● Set task: Copy out each line containing "ТЕРАПИЯ" from the entries below.

Dataset items:

====

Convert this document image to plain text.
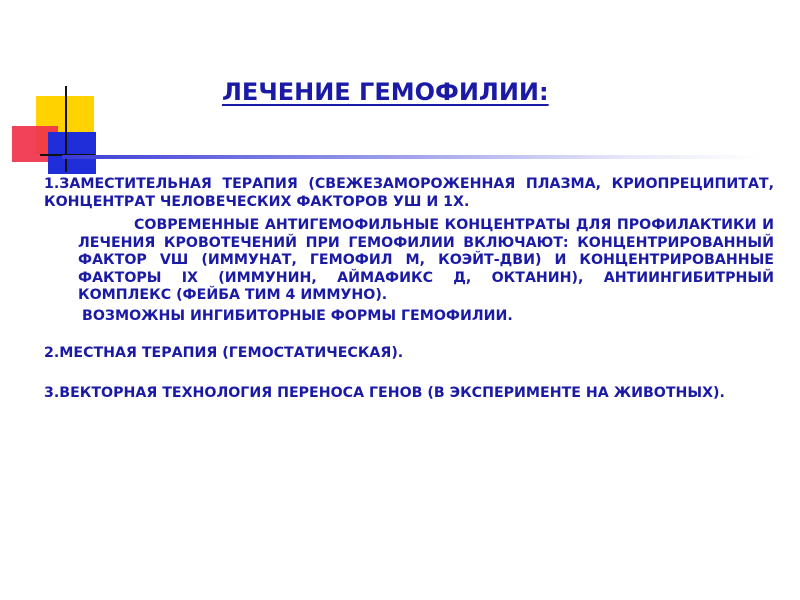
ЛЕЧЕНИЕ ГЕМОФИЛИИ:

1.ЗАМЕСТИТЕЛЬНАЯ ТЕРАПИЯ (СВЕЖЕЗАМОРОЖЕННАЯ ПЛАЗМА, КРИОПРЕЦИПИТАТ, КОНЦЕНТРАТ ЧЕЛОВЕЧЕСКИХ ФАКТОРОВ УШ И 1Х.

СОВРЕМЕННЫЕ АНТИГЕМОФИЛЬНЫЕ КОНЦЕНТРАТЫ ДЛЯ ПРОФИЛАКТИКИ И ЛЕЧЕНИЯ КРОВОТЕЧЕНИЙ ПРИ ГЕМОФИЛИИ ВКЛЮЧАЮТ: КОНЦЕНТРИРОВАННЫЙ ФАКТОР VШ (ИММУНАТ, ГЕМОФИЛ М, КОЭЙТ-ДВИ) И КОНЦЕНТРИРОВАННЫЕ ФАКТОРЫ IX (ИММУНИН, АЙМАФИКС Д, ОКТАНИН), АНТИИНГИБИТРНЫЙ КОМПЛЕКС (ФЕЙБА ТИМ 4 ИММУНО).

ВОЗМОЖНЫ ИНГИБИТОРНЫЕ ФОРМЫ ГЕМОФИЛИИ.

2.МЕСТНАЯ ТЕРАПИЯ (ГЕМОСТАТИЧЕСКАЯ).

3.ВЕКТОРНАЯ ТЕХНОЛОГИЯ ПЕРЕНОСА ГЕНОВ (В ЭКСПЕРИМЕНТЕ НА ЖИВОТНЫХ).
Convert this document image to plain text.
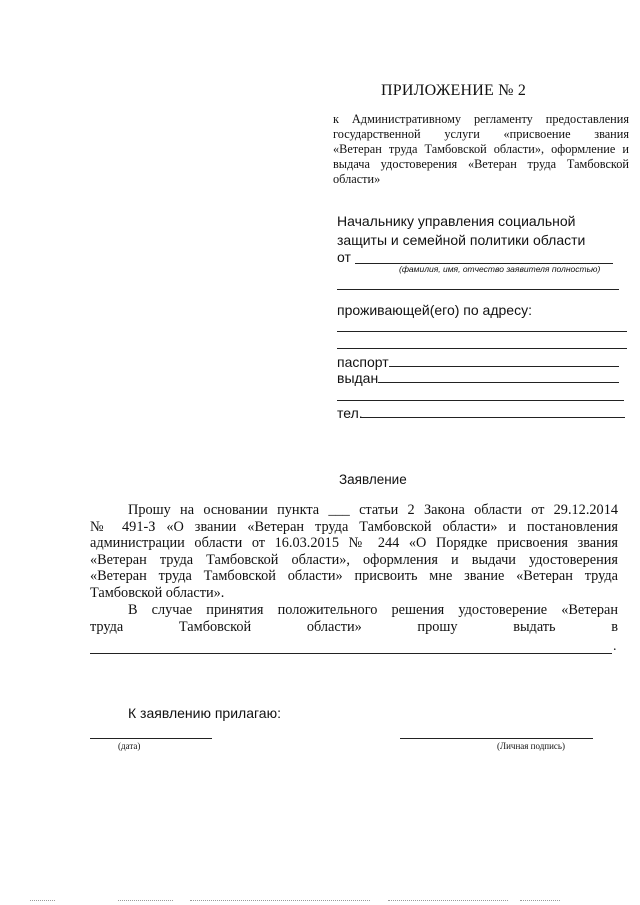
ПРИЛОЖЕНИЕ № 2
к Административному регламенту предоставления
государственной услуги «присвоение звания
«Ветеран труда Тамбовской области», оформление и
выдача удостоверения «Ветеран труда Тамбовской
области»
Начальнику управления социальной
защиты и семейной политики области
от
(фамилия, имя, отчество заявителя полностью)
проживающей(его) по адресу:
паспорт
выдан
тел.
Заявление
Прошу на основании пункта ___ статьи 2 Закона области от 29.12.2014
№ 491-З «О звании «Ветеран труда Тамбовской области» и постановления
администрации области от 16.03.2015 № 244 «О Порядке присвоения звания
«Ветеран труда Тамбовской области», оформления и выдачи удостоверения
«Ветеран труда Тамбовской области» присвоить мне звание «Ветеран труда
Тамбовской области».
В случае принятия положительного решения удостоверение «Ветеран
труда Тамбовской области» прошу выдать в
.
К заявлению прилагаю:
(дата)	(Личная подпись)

====

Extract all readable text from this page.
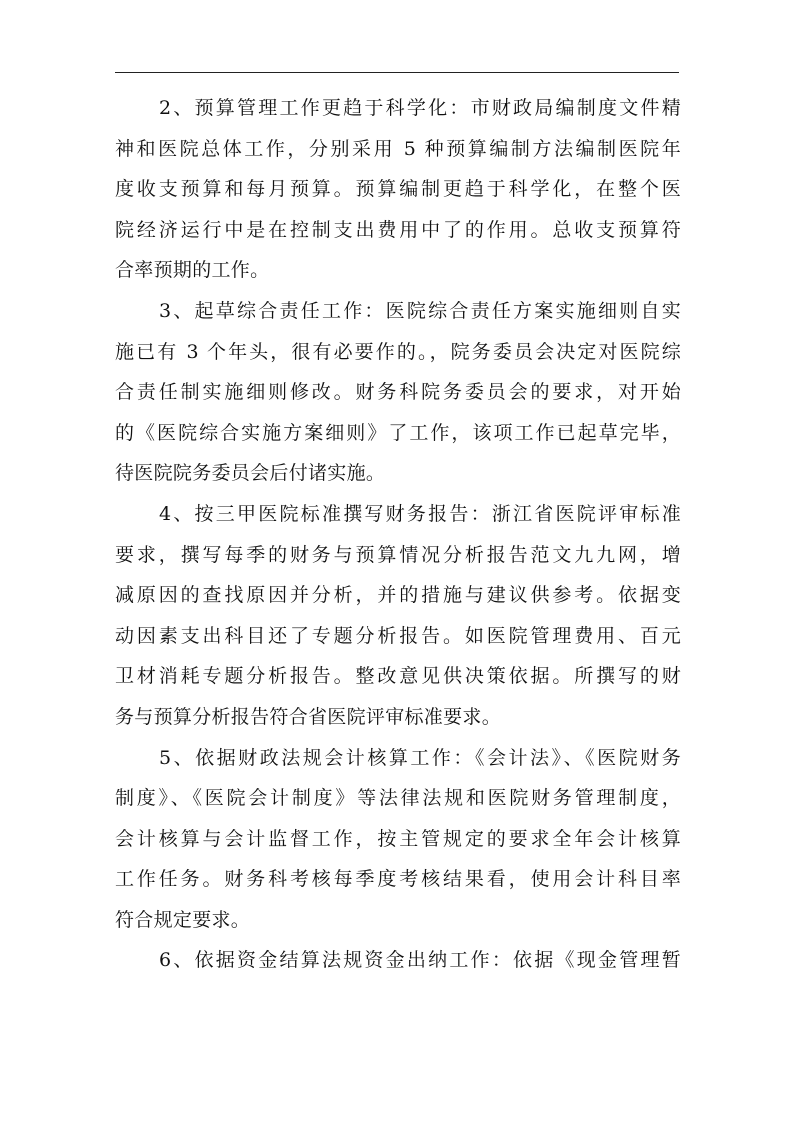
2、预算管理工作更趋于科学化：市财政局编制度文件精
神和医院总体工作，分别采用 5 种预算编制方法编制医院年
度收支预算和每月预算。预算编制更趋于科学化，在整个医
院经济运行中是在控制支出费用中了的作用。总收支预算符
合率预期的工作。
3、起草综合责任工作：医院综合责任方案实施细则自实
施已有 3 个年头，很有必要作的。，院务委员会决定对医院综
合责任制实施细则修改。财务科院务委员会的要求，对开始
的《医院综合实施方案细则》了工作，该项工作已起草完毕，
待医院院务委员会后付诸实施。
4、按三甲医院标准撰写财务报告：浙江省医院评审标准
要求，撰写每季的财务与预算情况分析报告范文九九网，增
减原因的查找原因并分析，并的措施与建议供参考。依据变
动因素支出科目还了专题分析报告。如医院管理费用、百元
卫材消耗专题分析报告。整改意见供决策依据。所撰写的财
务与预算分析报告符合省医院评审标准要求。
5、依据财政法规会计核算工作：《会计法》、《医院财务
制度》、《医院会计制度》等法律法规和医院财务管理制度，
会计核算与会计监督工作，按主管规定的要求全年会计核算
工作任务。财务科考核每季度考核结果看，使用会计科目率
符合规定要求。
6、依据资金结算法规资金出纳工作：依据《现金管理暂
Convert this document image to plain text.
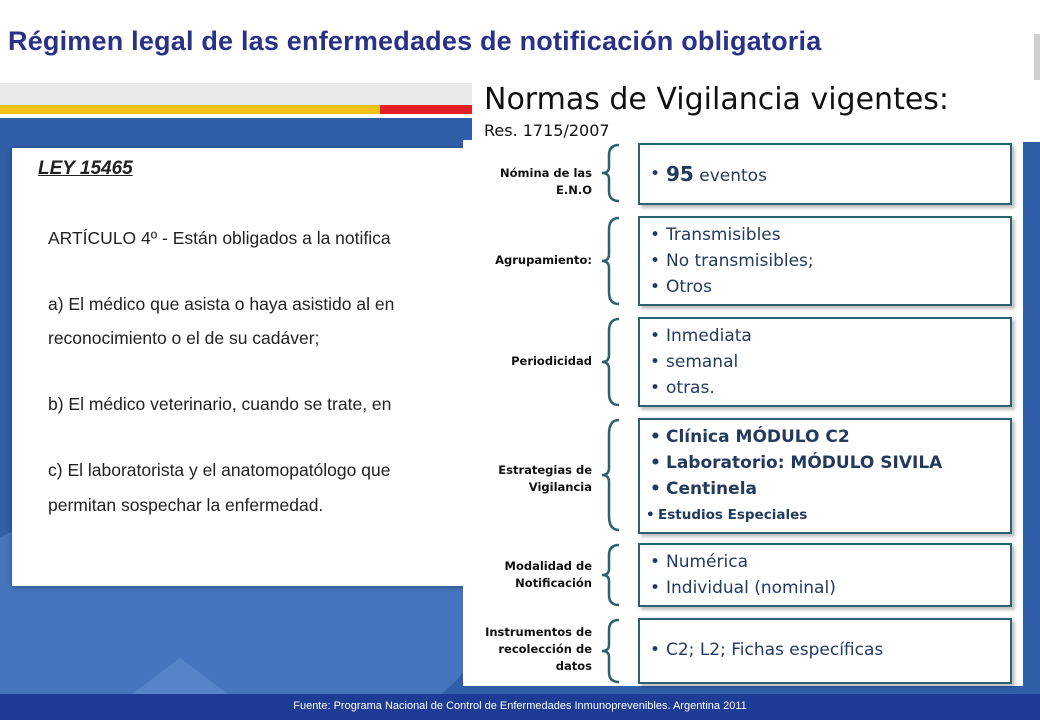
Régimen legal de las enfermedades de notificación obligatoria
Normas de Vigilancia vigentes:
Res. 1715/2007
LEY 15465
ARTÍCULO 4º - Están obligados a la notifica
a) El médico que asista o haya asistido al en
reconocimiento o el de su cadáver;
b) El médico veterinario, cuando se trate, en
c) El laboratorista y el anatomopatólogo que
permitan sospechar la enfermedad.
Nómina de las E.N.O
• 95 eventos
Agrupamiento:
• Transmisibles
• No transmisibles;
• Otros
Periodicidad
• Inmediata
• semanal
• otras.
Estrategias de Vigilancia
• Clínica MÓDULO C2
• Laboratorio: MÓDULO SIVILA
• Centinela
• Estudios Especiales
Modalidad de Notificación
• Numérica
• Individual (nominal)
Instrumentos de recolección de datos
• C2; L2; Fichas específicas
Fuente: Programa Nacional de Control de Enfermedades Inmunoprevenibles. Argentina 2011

====

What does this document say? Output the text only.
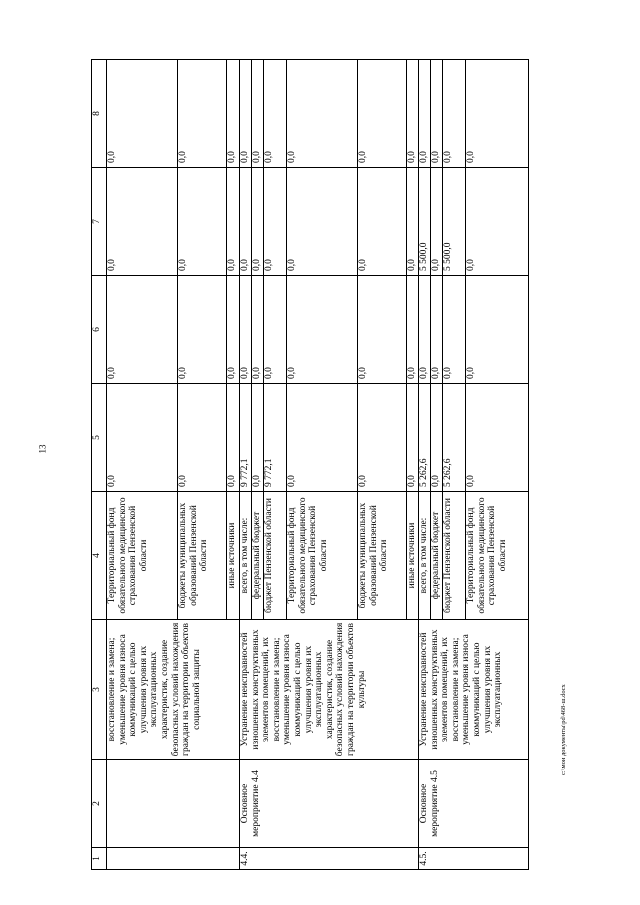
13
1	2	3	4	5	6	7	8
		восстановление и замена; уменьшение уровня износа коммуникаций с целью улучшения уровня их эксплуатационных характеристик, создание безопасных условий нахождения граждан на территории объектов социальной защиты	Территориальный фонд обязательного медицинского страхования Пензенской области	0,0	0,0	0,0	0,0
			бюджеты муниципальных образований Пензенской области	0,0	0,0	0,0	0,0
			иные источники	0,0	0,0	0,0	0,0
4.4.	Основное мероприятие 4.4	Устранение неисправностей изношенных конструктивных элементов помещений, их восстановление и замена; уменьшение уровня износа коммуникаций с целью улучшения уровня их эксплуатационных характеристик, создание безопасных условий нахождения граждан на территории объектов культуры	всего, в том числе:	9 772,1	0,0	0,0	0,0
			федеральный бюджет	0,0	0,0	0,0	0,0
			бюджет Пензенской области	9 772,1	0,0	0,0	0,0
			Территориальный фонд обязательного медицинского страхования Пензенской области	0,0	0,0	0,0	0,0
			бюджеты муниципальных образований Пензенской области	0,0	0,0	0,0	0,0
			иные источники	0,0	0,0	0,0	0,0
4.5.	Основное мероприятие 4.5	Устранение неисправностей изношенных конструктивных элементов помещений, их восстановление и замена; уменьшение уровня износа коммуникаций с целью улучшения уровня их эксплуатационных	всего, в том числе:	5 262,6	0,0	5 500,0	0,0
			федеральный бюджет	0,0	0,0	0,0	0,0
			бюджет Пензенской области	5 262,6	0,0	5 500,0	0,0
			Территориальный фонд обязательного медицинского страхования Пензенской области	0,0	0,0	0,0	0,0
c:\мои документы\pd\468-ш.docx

====

● Exercise answer:
1.ЗАМЕСТИТЕЛЬНАЯ ТЕРАПИЯ (СВЕЖЕЗАМОРОЖЕННАЯ ПЛАЗМА, КРИОПРЕЦИПИТАТ, КОНЦЕНТРАТ ЧЕЛОВЕЧЕСКИХ ФАКТОРОВ УШ И 1Х.
2.МЕСТНАЯ ТЕРАПИЯ (ГЕМОСТАТИЧЕСКАЯ).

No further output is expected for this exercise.